Objective ▸ Copy the data below exactly.

--- begin ---

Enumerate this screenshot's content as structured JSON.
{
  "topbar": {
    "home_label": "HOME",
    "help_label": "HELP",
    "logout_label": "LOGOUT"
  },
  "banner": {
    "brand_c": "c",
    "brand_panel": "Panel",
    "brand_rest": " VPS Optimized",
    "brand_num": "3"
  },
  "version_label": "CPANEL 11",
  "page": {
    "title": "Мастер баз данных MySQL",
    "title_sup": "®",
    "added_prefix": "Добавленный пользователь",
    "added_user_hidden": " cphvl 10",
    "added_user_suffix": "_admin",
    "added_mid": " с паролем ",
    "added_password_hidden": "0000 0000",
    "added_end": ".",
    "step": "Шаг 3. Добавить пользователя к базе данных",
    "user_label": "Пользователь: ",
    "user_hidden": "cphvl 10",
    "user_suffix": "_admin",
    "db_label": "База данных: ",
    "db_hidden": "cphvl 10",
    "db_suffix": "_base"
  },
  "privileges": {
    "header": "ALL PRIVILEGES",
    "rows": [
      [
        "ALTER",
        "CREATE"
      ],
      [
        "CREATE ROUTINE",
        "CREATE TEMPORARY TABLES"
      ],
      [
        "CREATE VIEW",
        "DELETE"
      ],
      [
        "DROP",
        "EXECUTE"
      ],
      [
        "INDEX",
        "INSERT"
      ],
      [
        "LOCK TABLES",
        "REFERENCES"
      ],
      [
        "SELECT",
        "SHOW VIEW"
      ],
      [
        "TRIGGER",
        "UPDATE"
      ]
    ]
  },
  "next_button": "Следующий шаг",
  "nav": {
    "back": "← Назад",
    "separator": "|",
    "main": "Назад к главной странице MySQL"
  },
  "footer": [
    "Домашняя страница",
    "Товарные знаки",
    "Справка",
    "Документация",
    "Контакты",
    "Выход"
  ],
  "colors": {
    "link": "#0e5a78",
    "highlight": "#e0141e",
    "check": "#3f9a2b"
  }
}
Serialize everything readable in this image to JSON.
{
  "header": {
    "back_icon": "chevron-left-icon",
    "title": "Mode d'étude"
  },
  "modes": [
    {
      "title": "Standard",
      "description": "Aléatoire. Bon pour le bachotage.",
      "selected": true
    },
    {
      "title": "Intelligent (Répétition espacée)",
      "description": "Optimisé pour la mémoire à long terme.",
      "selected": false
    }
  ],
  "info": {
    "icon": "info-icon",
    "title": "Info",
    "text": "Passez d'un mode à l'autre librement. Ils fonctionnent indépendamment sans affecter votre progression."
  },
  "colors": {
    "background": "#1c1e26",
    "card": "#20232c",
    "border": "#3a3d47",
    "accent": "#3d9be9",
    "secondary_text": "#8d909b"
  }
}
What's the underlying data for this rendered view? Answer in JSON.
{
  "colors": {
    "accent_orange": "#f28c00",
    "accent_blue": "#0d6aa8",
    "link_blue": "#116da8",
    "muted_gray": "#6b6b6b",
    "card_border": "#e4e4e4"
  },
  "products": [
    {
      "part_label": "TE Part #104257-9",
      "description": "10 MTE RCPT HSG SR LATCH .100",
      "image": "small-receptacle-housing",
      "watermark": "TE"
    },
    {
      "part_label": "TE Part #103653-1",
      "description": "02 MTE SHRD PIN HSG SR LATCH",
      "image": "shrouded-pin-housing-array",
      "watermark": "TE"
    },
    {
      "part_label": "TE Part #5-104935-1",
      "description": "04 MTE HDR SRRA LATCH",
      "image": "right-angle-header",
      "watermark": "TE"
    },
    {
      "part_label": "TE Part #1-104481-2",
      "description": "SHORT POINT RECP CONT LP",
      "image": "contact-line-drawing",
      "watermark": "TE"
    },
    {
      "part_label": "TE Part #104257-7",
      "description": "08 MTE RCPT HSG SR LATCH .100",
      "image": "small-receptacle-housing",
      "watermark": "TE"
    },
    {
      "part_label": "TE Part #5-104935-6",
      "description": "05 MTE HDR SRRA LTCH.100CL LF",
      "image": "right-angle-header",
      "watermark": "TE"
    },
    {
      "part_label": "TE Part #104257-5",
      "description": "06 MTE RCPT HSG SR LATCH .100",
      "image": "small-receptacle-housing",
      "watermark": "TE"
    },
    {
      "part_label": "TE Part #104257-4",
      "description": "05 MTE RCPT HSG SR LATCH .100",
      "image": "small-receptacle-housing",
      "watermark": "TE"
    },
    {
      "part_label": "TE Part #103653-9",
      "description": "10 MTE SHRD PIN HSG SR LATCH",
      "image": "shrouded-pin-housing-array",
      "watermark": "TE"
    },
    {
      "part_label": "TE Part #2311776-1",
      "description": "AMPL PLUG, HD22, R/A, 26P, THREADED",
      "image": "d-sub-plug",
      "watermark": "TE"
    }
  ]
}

--- end ---

Response ▸
Enumerate this screenshot's content as structured JSON.
{
  "topbar": {
    "home_label": "HOME",
    "help_label": "HELP",
    "logout_label": "LOGOUT"
  },
  "banner": {
    "brand_c": "c",
    "brand_panel": "Panel",
    "brand_rest": " VPS Optimized",
    "brand_num": "3"
  },
  "version_label": "CPANEL 11",
  "page": {
    "title": "Мастер баз данных MySQL",
    "title_sup": "®",
    "added_prefix": "Добавленный пользователь",
    "added_user_hidden": " cphvl 10",
    "added_user_suffix": "_admin",
    "added_mid": " с паролем ",
    "added_password_hidden": "0000 0000",
    "added_end": ".",
    "step": "Шаг 3. Добавить пользователя к базе данных",
    "user_label": "Пользователь: ",
    "user_hidden": "cphvl 10",
    "user_suffix": "_admin",
    "db_label": "База данных: ",
    "db_hidden": "cphvl 10",
    "db_suffix": "_base"
  },
  "privileges": {
    "header": "ALL PRIVILEGES",
    "rows": [
      [
        "ALTER",
        "CREATE"
      ],
      [
        "CREATE ROUTINE",
        "CREATE TEMPORARY TABLES"
      ],
      [
        "CREATE VIEW",
        "DELETE"
      ],
      [
        "DROP",
        "EXECUTE"
      ],
      [
        "INDEX",
        "INSERT"
      ],
      [
        "LOCK TABLES",
        "REFERENCES"
      ],
      [
        "SELECT",
        "SHOW VIEW"
      ],
      [
        "TRIGGER",
        "UPDATE"
      ]
    ]
  },
  "next_button": "Следующий шаг",
  "nav": {
    "back": "← Назад",
    "separator": "|",
    "main": "Назад к главной странице MySQL"
  },
  "footer": [
    "Домашняя страница",
    "Товарные знаки",
    "Справка",
    "Документация",
    "Контакты",
    "Выход"
  ],
  "colors": {
    "link": "#0e5a78",
    "highlight": "#e0141e",
    "check": "#3f9a2b"
  }
}
Serialize everything readable in this image to JSON.
{
  "header": {
    "back_icon": "chevron-left-icon",
    "title": "Mode d'étude"
  },
  "modes": [
    {
      "title": "Standard",
      "description": "Aléatoire. Bon pour le bachotage.",
      "selected": true
    },
    {
      "title": "Intelligent (Répétition espacée)",
      "description": "Optimisé pour la mémoire à long terme.",
      "selected": false
    }
  ],
  "info": {
    "icon": "info-icon",
    "title": "Info",
    "text": "Passez d'un mode à l'autre librement. Ils fonctionnent indépendamment sans affecter votre progression."
  },
  "colors": {
    "background": "#1c1e26",
    "card": "#20232c",
    "border": "#3a3d47",
    "accent": "#3d9be9",
    "secondary_text": "#8d909b"
  }
}
What's the underlying data for this rendered view? Answer in JSON.
{
  "colors": {
    "accent_orange": "#f28c00",
    "accent_blue": "#0d6aa8",
    "link_blue": "#116da8",
    "muted_gray": "#6b6b6b",
    "card_border": "#e4e4e4"
  },
  "products": [
    {
      "part_label": "TE Part #104257-9",
      "description": "10 MTE RCPT HSG SR LATCH .100",
      "image": "small-receptacle-housing",
      "watermark": "TE"
    },
    {
      "part_label": "TE Part #103653-1",
      "description": "02 MTE SHRD PIN HSG SR LATCH",
      "image": "shrouded-pin-housing-array",
      "watermark": "TE"
    },
    {
      "part_label": "TE Part #5-104935-1",
      "description": "04 MTE HDR SRRA LATCH",
      "image": "right-angle-header",
      "watermark": "TE"
    },
    {
      "part_label": "TE Part #1-104481-2",
      "description": "SHORT POINT RECP CONT LP",
      "image": "contact-line-drawing",
      "watermark": "TE"
    },
    {
      "part_label": "TE Part #104257-7",
      "description": "08 MTE RCPT HSG SR LATCH .100",
      "image": "small-receptacle-housing",
      "watermark": "TE"
    },
    {
      "part_label": "TE Part #5-104935-6",
      "description": "05 MTE HDR SRRA LTCH.100CL LF",
      "image": "right-angle-header",
      "watermark": "TE"
    },
    {
      "part_label": "TE Part #104257-5",
      "description": "06 MTE RCPT HSG SR LATCH .100",
      "image": "small-receptacle-housing",
      "watermark": "TE"
    },
    {
      "part_label": "TE Part #104257-4",
      "description": "05 MTE RCPT HSG SR LATCH .100",
      "image": "small-receptacle-housing",
      "watermark": "TE"
    },
    {
      "part_label": "TE Part #103653-9",
      "description": "10 MTE SHRD PIN HSG SR LATCH",
      "image": "shrouded-pin-housing-array",
      "watermark": "TE"
    },
    {
      "part_label": "TE Part #2311776-1",
      "description": "AMPL PLUG, HD22, R/A, 26P, THREADED",
      "image": "d-sub-plug",
      "watermark": "TE"
    }
  ]
}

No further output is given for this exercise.